WRITTEN PROBLEM:
From the listing below, pull each line that includes "copying".

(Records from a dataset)
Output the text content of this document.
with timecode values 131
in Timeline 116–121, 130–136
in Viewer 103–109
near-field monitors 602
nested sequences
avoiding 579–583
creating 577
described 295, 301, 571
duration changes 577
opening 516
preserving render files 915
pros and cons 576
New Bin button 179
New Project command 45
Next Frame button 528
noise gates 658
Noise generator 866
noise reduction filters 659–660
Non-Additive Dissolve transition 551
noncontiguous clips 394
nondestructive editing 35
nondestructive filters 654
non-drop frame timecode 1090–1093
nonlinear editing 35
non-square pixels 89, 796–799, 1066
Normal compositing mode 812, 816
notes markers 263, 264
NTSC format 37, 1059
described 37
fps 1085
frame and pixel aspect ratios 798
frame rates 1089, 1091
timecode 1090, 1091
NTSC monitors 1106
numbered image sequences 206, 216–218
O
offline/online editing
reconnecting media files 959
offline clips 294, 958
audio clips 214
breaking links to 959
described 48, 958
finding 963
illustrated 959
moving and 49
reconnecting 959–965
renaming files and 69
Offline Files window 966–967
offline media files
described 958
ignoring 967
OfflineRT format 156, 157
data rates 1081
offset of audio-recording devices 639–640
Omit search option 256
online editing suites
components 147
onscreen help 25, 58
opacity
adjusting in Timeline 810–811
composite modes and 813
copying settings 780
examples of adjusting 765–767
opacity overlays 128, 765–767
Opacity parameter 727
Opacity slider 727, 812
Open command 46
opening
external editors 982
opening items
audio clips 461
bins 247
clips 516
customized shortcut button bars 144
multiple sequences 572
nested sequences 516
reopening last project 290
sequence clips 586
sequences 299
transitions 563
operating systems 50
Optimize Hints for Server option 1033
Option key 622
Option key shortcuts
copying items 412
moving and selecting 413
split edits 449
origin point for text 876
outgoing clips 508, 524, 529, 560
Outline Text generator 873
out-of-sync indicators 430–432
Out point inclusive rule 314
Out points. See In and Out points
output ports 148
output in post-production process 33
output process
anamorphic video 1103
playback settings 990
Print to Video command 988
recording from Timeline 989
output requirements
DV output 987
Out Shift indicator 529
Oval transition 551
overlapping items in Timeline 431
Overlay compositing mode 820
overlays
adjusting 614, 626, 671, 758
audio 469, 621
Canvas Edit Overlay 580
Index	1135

EXPECTED ANSWER:
copying settings 780
copying items 412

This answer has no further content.